→ INFORMATION PROVIDED
===============

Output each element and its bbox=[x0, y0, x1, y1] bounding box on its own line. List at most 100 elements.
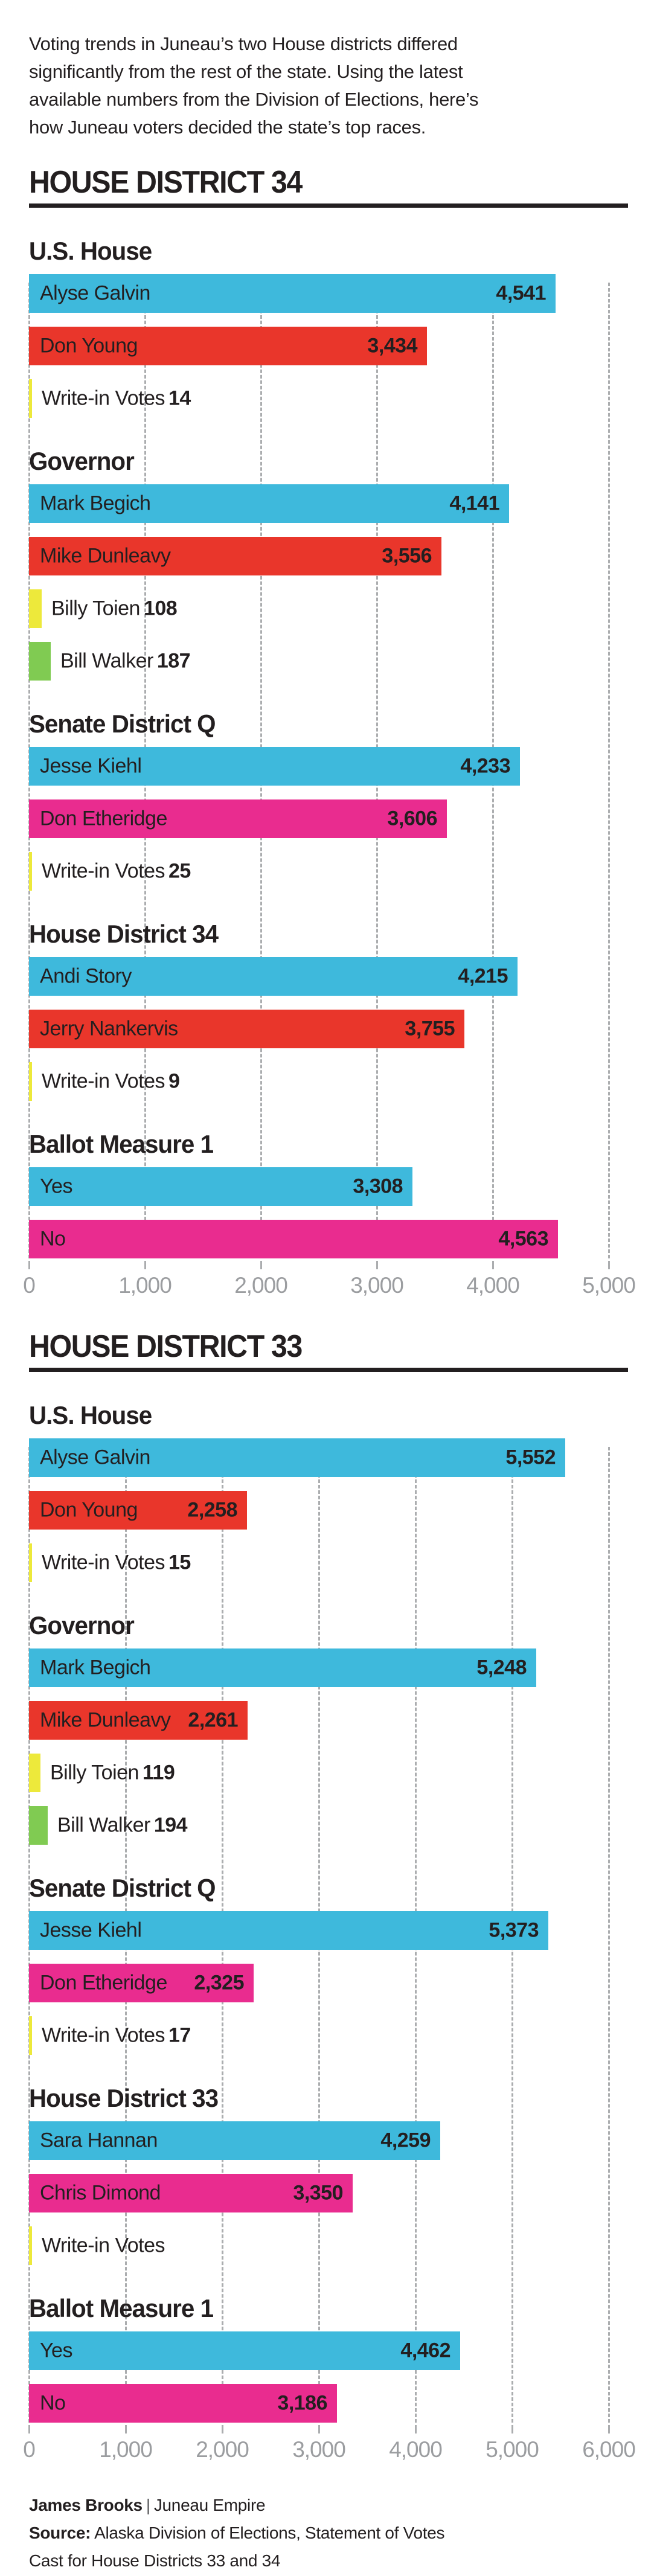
footer: James Brooks | Juneau Empire Source: Alask… bbox=[29, 2491, 625, 2575]
bar bbox=[29, 1806, 48, 1845]
bar-outside-label: Bill Walker 194 bbox=[57, 1813, 188, 1837]
race-section: House District 33 Sara Hannan 4,259 Chris D… bbox=[29, 2084, 628, 2265]
axis-label: 0 bbox=[23, 2437, 36, 2462]
bar: Mike Dunleavy 3,556 bbox=[29, 537, 441, 575]
bar: Don Young 3,434 bbox=[29, 327, 427, 365]
bar-row: Write-in Votes 17 bbox=[29, 2016, 628, 2055]
bar: Yes 3,308 bbox=[29, 1167, 412, 1206]
race-title: House District 33 bbox=[29, 2084, 219, 2112]
intro-text: Voting trends in Juneau’s two House dist… bbox=[29, 33, 479, 138]
bar-label: Bill Walker bbox=[57, 1813, 150, 1837]
bar-outside-label: Write-in Votes 14 bbox=[42, 387, 191, 411]
axis-tick bbox=[125, 2425, 127, 2433]
race-section: Senate District Q Jesse Kiehl 5,373 Don Eth… bbox=[29, 1874, 628, 2055]
bar-value: 5,373 bbox=[489, 1918, 539, 1942]
bar: Don Etheridge 2,325 bbox=[29, 1964, 254, 2002]
bar-value: 3,308 bbox=[353, 1174, 403, 1198]
bar-label: Yes bbox=[40, 1174, 72, 1198]
bar-label: Sara Hannan bbox=[40, 2129, 158, 2152]
axis-tick bbox=[222, 2425, 223, 2433]
bar-value: 119 bbox=[142, 1761, 175, 1784]
bar-outside-label: Write-in Votes 15 bbox=[42, 1551, 191, 1575]
bar-row: Write-in Votes bbox=[29, 2226, 628, 2265]
bar-outside-label: Billy Toien 119 bbox=[50, 1761, 175, 1785]
bar-row: Write-in Votes 9 bbox=[29, 1062, 628, 1101]
bar-label: Mike Dunleavy bbox=[40, 544, 171, 568]
bar: No 3,186 bbox=[29, 2384, 337, 2423]
district-section: HOUSE DISTRICT 34 U.S. House Alyse Galvin 4… bbox=[23, 164, 636, 1306]
bar-outside-label: Write-in Votes 25 bbox=[42, 860, 191, 883]
bar-row: Bill Walker 187 bbox=[29, 642, 628, 681]
bar: No 4,563 bbox=[29, 1220, 558, 1258]
bar: Mark Begich 4,141 bbox=[29, 484, 509, 523]
bar-label: No bbox=[40, 2391, 66, 2415]
bar-value: 4,215 bbox=[458, 964, 508, 988]
axis-tick bbox=[511, 2425, 513, 2433]
bar-label: Andi Story bbox=[40, 964, 132, 988]
bar-row: Don Etheridge 2,325 bbox=[29, 1964, 628, 2002]
bar-value: 4,541 bbox=[496, 281, 546, 305]
bar-value: 2,261 bbox=[188, 1708, 238, 1732]
bar: Jesse Kiehl 5,373 bbox=[29, 1911, 548, 1950]
bar-row: No 3,186 bbox=[29, 2384, 628, 2423]
axis-label: 0 bbox=[23, 1273, 36, 1298]
bar-value: 194 bbox=[153, 1813, 188, 1837]
byline-separator: | bbox=[146, 2496, 150, 2514]
bar-row: Yes 4,462 bbox=[29, 2331, 628, 2370]
bar-value: 4,563 bbox=[498, 1227, 548, 1251]
bar: Don Etheridge 3,606 bbox=[29, 799, 447, 838]
bar: Don Young 2,258 bbox=[29, 1491, 247, 1530]
bar-row: Bill Walker 194 bbox=[29, 1806, 628, 1845]
bar bbox=[29, 2016, 32, 2055]
source-text: Alaska Division of Elections, Statement … bbox=[94, 2523, 445, 2542]
source-line: Source: Alaska Division of Elections, St… bbox=[29, 2519, 625, 2547]
bar-value: 2,258 bbox=[187, 1498, 237, 1522]
bar bbox=[29, 1062, 32, 1101]
district-rule bbox=[29, 203, 628, 208]
axis-label: 4,000 bbox=[389, 2437, 443, 2462]
bar-label: Don Etheridge bbox=[40, 807, 167, 830]
race-section: House District 34 Andi Story 4,215 Jerry Na… bbox=[29, 920, 628, 1101]
bar-label: Jesse Kiehl bbox=[40, 1918, 142, 1942]
bar-value: 3,186 bbox=[277, 2391, 327, 2415]
bar-value: 9 bbox=[168, 1069, 180, 1093]
axis-tick bbox=[492, 1261, 494, 1269]
axis-label: 2,000 bbox=[196, 2437, 249, 2462]
bar-label: Chris Dimond bbox=[40, 2181, 161, 2205]
bar: Jesse Kiehl 4,233 bbox=[29, 747, 520, 786]
axis-label: 2,000 bbox=[234, 1273, 288, 1298]
bar-row: Andi Story 4,215 bbox=[29, 957, 628, 996]
race-section: Senate District Q Jesse Kiehl 4,233 Don Eth… bbox=[29, 710, 628, 891]
bar-row: Mark Begich 5,248 bbox=[29, 1648, 628, 1687]
bar-label: Write-in Votes bbox=[42, 2234, 165, 2257]
page-root: { "intro_lines": "Voting trends in Junea… bbox=[0, 30, 654, 2576]
axis-tick bbox=[28, 1261, 30, 1269]
gridline bbox=[608, 283, 610, 1258]
bar-value: 3,606 bbox=[387, 807, 437, 830]
bar-row: Mark Begich 4,141 bbox=[29, 484, 628, 523]
district-title: HOUSE DISTRICT 33 bbox=[29, 1329, 303, 1364]
bar-outside-label: Write-in Votes 9 bbox=[42, 1069, 180, 1094]
bar-outside-label: Billy Toien 108 bbox=[51, 597, 178, 621]
bar-label: Billy Toien bbox=[50, 1761, 139, 1784]
race-title: Senate District Q bbox=[29, 710, 216, 738]
axis-label: 5,000 bbox=[486, 2437, 539, 2462]
race-section: U.S. House Alyse Galvin 5,552 Don Young 2,25… bbox=[29, 1401, 628, 1582]
axis-label: 3,000 bbox=[292, 2437, 346, 2462]
bar-row: Billy Toien 119 bbox=[29, 1754, 628, 1792]
axis-tick bbox=[28, 2425, 30, 2433]
bar-label: Jerry Nankervis bbox=[40, 1017, 178, 1040]
bar-outside-label: Write-in Votes 17 bbox=[42, 2024, 191, 2048]
bar-label: Yes bbox=[40, 2339, 72, 2362]
bar bbox=[29, 589, 42, 628]
bar-label: Jesse Kiehl bbox=[40, 754, 142, 778]
race-section: Ballot Measure 1 Yes 4,462 No 3,186 bbox=[29, 2294, 628, 2423]
bar-outside-label: Bill Walker 187 bbox=[60, 650, 191, 673]
bar-row: Write-in Votes 15 bbox=[29, 1543, 628, 1582]
byline-org: Juneau Empire bbox=[153, 2496, 266, 2514]
bar-row: Chris Dimond 3,350 bbox=[29, 2174, 628, 2212]
district-title: HOUSE DISTRICT 34 bbox=[29, 165, 303, 200]
bar-value: 5,552 bbox=[505, 1446, 556, 1469]
bar-label: Don Etheridge bbox=[40, 1971, 167, 1994]
bar-row: Don Etheridge 3,606 bbox=[29, 799, 628, 838]
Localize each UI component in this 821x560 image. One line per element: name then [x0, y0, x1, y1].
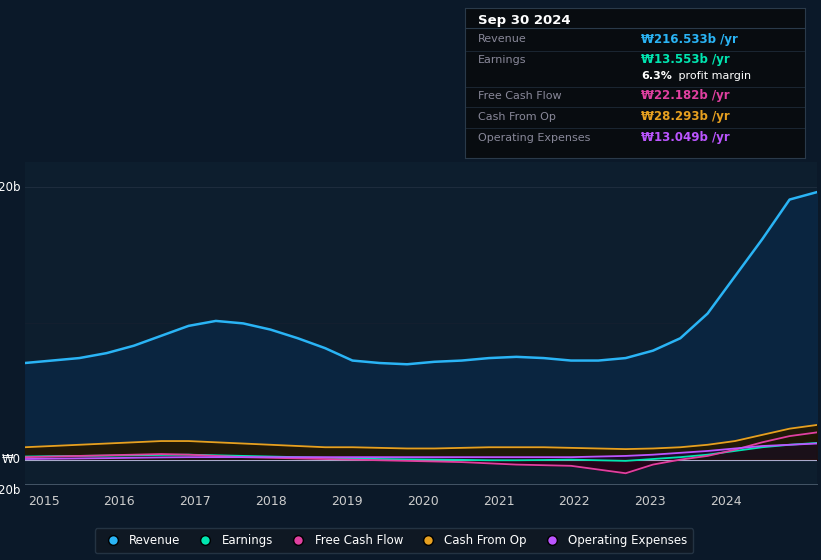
Text: Earnings: Earnings: [479, 55, 527, 64]
Text: ₩22.182b /yr: ₩22.182b /yr: [641, 89, 730, 102]
Legend: Revenue, Earnings, Free Cash Flow, Cash From Op, Operating Expenses: Revenue, Earnings, Free Cash Flow, Cash …: [95, 528, 693, 553]
Text: ₩13.553b /yr: ₩13.553b /yr: [641, 53, 730, 66]
Text: ₩13.049b /yr: ₩13.049b /yr: [641, 131, 730, 144]
Text: ₩28.293b /yr: ₩28.293b /yr: [641, 110, 730, 123]
Text: Free Cash Flow: Free Cash Flow: [479, 91, 562, 101]
Text: 6.3%: 6.3%: [641, 71, 672, 81]
Text: ₩220b: ₩220b: [0, 181, 21, 194]
Text: ₩0: ₩0: [2, 453, 21, 466]
Text: Sep 30 2024: Sep 30 2024: [479, 14, 571, 27]
Text: -₩20b: -₩20b: [0, 484, 21, 497]
Text: ₩216.533b /yr: ₩216.533b /yr: [641, 33, 738, 46]
Text: Revenue: Revenue: [479, 34, 527, 44]
Text: Operating Expenses: Operating Expenses: [479, 133, 590, 143]
Text: profit margin: profit margin: [676, 71, 751, 81]
Text: Cash From Op: Cash From Op: [479, 111, 556, 122]
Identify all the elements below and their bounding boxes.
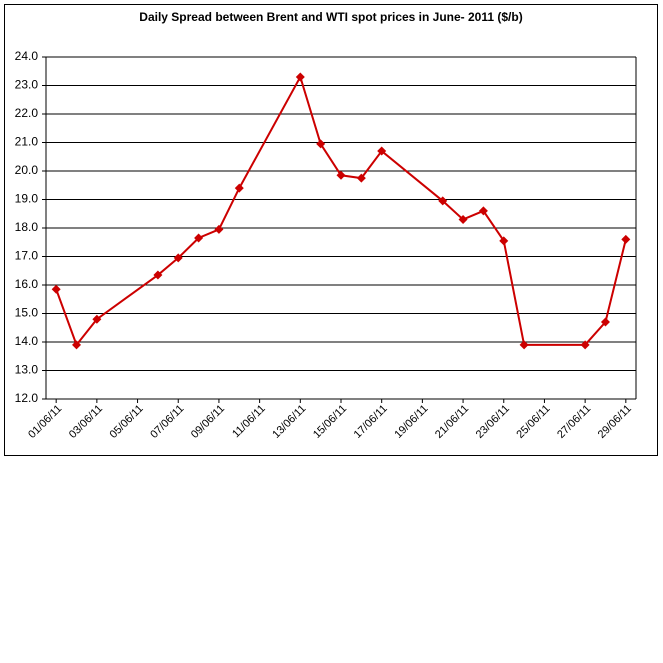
chart-title: Daily Spread between Brent and WTI spot … (139, 10, 522, 24)
data-point (519, 340, 529, 350)
data-point (458, 214, 468, 224)
data-point (377, 146, 387, 156)
data-point (194, 233, 204, 243)
y-tick-label: 24.0 (15, 49, 39, 63)
y-tick-label: 18.0 (15, 220, 39, 234)
y-tick-label: 21.0 (15, 135, 39, 149)
y-tick-label: 15.0 (15, 306, 39, 320)
y-tick-label: 16.0 (15, 277, 39, 291)
data-point (72, 340, 82, 350)
data-point (92, 314, 102, 324)
data-point (438, 196, 448, 206)
y-tick-label: 12.0 (15, 391, 39, 405)
y-tick-label: 14.0 (15, 334, 39, 348)
y-tick-label: 13.0 (15, 363, 39, 377)
y-tick-label: 20.0 (15, 163, 39, 177)
data-point (153, 270, 163, 280)
data-point (336, 170, 346, 180)
y-tick-label: 23.0 (15, 78, 39, 92)
data-point (356, 173, 366, 183)
data-point (316, 139, 326, 149)
chart-border (4, 4, 658, 456)
data-point (51, 284, 61, 294)
data-point (214, 224, 224, 234)
data-point (234, 183, 244, 193)
data-point (580, 340, 590, 350)
data-point (600, 317, 610, 327)
data-point (295, 72, 305, 82)
data-point (478, 206, 488, 216)
y-tick-label: 19.0 (15, 192, 39, 206)
data-point (173, 253, 183, 263)
y-tick-label: 17.0 (15, 249, 39, 263)
data-point (499, 236, 509, 246)
y-tick-label: 22.0 (15, 106, 39, 120)
data-point (621, 234, 631, 244)
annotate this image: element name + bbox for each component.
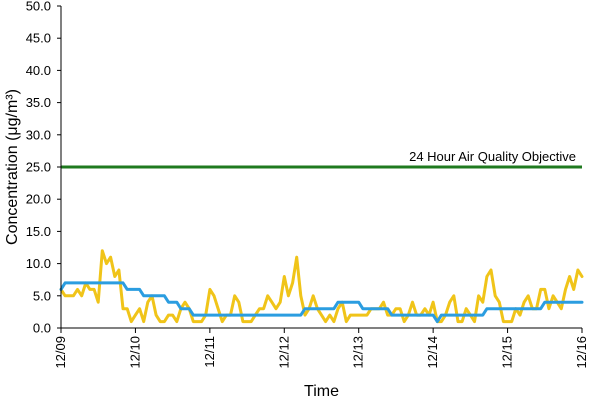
x-tick-label: 12/10 (127, 336, 142, 369)
y-tick-label: 40.0 (26, 63, 51, 78)
y-tick-label: 0.0 (33, 321, 51, 336)
y-tick-label: 25.0 (26, 160, 51, 175)
x-tick-label: 12/15 (500, 336, 515, 369)
y-axis-title: Concentration (μg/m³) (4, 89, 21, 245)
y-tick-label: 5.0 (33, 288, 51, 303)
x-tick-label: 12/16 (574, 336, 589, 369)
y-tick-label: 45.0 (26, 31, 51, 46)
x-tick-label: 12/09 (53, 336, 68, 369)
x-tick-label: 12/14 (425, 336, 440, 369)
y-tick-label: 15.0 (26, 224, 51, 239)
x-axis-title: Time (304, 383, 339, 400)
x-tick-label: 12/11 (202, 336, 217, 368)
x-tick-label: 12/13 (351, 336, 366, 369)
series-line-1 (59, 249, 584, 324)
series-line-2 (59, 281, 584, 324)
x-axis-ticks: 12/09 12/10 12/11 12/12 12/13 12/14 12/15 12/16 (53, 328, 589, 369)
series-layer (59, 165, 584, 324)
x-tick-label: 12/12 (276, 336, 291, 369)
y-tick-label: 10.0 (26, 256, 51, 271)
objective-label: 24 Hour Air Quality Objective (409, 149, 576, 164)
y-tick-label: 35.0 (26, 95, 51, 110)
y-tick-label: 20.0 (26, 192, 51, 207)
y-tick-label: 30.0 (26, 127, 51, 142)
y-tick-label: 50.0 (26, 0, 51, 14)
y-axis-ticks: 0.0 5.0 10.0 15.0 20.0 25.0 30.0 35.0 40.0 45.0 50… (26, 0, 61, 336)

===============

→ TASK
Put every line from the one containing "chart-title: Daily Spread" down through the one containing "y-tick-label: 15.0 (15, 306, 39, 320)" in the records above into a Markdown table with the columns Row and Line, where Row numbers each line in order and blank lines are omitted.

→ TASK RESULT
| Row | Line |
|---|---|
| 1 | chart-title: Daily Spread between Brent and WTI spot … (139, 10, 522, 24) |
| 2 | data-point (519, 340, 529, 350) |
| 3 | data-point (458, 214, 468, 224) |
| 4 | data-point (377, 146, 387, 156) |
| 5 | data-point (194, 233, 204, 243) |
| 6 | y-tick-label: 24.0 (15, 49, 39, 63) |
| 7 | y-tick-label: 18.0 (15, 220, 39, 234) |
| 8 | y-tick-label: 21.0 (15, 135, 39, 149) |
| 9 | y-tick-label: 15.0 (15, 306, 39, 320) |